• [Exercise prompt] In the material below, identify each line bearing the word "Share". Reproduce those lines.

▬▬▬▬▬▬

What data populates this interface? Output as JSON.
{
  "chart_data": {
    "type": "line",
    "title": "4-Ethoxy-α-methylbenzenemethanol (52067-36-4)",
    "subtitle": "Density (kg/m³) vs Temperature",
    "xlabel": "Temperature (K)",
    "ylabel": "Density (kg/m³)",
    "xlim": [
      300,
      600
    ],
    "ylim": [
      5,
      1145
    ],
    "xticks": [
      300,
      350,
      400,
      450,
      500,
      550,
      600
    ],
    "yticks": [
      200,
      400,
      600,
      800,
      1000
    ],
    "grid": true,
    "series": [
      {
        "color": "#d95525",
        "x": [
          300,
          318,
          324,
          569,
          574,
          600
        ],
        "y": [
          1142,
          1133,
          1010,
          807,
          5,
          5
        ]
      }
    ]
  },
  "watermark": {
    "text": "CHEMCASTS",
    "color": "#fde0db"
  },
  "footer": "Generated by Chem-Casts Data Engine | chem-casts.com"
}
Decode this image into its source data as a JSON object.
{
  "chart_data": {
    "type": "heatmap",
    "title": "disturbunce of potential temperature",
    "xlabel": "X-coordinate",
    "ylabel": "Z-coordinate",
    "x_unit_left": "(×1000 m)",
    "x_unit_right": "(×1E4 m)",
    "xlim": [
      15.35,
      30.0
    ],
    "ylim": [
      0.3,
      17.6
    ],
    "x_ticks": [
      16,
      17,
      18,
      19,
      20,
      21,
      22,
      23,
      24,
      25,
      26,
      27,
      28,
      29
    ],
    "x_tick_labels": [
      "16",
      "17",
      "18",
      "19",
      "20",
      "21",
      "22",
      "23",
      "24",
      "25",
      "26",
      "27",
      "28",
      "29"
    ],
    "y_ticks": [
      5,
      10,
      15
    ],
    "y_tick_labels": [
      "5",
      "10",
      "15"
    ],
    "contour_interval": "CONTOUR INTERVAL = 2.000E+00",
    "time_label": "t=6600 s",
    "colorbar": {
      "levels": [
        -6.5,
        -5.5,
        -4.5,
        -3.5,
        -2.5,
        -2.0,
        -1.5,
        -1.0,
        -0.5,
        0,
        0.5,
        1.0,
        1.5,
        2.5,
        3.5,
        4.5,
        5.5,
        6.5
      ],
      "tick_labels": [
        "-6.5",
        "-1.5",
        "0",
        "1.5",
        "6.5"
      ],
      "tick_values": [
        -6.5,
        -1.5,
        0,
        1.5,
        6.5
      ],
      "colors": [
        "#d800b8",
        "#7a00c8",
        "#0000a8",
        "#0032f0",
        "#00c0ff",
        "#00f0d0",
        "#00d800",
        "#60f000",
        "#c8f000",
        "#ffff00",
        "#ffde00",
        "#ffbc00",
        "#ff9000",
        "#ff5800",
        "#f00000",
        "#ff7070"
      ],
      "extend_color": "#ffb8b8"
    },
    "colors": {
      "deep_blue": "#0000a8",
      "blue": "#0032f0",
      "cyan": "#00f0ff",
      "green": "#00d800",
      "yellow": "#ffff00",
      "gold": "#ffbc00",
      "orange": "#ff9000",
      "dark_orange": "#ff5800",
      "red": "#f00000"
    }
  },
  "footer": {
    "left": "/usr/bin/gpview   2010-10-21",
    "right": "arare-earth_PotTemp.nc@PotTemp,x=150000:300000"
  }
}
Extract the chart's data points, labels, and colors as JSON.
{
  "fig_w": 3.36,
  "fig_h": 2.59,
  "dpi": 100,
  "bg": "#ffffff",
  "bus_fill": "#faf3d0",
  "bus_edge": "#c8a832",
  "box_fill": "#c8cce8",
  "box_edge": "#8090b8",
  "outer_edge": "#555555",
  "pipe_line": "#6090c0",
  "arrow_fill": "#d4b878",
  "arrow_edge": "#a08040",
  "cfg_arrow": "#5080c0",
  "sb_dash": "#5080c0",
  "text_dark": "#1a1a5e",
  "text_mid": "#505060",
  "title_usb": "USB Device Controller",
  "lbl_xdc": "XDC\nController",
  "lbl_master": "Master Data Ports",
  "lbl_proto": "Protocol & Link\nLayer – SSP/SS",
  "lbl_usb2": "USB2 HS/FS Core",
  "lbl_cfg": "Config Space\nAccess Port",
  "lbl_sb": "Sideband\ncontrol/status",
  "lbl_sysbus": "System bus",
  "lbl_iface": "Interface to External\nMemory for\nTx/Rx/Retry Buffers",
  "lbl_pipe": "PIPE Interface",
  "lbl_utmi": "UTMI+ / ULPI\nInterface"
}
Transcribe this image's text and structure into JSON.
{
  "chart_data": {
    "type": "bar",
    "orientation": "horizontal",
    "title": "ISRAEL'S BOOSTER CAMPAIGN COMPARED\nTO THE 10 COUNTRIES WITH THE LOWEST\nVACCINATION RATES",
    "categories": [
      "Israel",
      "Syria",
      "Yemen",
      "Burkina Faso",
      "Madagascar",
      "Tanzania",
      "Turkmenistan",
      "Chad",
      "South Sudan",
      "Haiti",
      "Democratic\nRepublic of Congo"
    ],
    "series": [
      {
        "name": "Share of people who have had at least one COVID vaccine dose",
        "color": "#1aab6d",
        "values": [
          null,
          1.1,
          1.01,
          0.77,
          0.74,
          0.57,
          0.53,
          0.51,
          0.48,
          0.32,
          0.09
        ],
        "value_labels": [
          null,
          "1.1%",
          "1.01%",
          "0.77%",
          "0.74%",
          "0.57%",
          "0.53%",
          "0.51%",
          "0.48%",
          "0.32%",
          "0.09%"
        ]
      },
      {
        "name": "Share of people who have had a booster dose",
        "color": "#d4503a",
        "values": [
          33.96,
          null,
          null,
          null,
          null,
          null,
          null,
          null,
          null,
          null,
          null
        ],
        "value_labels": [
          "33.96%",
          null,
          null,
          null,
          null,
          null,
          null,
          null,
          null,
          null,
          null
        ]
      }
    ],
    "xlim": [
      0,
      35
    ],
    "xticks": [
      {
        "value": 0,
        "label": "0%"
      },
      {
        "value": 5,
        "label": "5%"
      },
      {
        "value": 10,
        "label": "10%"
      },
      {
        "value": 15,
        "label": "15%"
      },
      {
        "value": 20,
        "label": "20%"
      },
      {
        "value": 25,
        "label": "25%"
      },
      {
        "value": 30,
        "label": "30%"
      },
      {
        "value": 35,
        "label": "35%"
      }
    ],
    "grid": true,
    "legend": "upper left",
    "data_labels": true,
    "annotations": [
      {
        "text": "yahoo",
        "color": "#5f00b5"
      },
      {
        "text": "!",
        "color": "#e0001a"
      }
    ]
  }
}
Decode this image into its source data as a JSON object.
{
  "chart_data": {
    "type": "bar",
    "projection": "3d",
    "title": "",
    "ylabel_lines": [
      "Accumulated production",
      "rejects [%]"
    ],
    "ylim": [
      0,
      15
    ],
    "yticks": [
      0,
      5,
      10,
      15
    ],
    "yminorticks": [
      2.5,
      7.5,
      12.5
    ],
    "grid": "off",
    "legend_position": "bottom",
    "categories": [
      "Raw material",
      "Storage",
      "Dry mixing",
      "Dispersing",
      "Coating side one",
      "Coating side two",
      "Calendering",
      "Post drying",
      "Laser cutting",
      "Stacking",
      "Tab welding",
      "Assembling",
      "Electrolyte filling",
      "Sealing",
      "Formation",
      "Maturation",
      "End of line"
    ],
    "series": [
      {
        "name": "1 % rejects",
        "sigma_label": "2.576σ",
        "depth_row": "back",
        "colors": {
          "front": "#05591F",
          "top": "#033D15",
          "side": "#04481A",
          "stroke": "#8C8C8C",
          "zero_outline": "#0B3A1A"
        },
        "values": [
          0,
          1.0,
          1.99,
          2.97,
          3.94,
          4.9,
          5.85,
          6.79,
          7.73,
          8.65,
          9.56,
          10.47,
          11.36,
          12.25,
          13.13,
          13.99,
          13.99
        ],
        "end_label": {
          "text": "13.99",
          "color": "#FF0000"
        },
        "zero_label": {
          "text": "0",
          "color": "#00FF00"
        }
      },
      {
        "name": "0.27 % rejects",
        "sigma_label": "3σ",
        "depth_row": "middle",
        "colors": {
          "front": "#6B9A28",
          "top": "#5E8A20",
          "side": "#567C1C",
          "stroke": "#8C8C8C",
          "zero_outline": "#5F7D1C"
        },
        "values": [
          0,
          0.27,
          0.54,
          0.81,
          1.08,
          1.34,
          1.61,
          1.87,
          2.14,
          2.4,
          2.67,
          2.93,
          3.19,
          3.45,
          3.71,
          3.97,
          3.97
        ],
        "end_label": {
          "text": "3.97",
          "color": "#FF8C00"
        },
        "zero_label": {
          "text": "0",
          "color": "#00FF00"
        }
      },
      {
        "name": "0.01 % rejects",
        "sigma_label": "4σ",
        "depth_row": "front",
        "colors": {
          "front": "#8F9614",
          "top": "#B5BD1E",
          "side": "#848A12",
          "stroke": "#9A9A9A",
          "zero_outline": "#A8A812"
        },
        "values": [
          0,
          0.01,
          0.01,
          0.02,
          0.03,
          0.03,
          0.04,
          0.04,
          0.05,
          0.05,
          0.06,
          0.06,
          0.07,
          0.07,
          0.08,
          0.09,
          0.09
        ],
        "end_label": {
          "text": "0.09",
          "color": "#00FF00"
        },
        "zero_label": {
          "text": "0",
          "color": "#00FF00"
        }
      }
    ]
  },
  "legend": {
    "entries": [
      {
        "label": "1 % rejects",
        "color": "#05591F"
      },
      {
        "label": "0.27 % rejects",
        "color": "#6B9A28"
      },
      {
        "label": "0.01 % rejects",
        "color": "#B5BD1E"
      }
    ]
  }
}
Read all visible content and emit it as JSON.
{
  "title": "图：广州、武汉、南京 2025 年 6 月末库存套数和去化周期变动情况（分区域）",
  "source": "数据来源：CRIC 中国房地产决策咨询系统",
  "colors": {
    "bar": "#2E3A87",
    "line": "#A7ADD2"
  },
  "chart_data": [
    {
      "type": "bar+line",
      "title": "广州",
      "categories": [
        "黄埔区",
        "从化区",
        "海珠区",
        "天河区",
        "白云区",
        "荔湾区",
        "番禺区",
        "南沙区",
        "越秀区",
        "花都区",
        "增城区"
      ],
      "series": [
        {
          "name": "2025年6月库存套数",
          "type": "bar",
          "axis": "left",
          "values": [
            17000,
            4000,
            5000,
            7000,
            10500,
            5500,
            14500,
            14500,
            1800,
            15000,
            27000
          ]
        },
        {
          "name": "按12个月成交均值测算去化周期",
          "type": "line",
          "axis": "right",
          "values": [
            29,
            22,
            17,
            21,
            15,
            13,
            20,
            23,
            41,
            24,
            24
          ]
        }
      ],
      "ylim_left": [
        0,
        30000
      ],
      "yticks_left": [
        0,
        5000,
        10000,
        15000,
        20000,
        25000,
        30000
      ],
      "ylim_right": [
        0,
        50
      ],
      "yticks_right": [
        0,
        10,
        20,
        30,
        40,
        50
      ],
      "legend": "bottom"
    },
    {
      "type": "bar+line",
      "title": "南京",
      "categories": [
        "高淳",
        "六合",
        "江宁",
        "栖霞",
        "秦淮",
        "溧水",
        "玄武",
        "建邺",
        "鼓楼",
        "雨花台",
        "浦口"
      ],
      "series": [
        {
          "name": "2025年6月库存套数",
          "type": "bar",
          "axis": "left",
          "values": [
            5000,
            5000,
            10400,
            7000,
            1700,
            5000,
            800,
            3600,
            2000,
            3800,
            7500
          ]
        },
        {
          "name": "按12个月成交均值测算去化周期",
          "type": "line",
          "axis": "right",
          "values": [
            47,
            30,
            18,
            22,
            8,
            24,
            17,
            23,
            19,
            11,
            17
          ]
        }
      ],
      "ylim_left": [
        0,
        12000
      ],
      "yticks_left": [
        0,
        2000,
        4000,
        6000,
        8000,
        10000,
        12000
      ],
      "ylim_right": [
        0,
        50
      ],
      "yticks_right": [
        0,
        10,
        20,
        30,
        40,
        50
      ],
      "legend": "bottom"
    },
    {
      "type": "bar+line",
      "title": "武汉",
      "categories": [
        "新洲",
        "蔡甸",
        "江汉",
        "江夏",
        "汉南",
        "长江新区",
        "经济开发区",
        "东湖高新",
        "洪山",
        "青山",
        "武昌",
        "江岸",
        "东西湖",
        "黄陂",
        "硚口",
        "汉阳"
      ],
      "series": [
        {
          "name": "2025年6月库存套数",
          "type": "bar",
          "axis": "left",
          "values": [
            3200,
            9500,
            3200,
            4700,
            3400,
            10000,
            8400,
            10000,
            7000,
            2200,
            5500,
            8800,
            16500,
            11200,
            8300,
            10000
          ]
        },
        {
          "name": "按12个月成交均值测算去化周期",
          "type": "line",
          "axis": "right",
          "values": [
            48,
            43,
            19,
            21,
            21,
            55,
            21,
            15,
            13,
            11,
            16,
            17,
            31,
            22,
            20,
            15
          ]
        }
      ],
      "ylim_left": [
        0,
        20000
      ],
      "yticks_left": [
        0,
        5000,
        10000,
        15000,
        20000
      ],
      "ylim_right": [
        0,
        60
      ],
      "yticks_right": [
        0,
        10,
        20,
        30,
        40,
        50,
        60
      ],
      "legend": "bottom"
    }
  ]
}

▬▬▬▬▬▬

• [Answer below]
        "name": "Share of people who have had at least one COVID vaccine dose",
        "name": "Share of people who have had a booster dose",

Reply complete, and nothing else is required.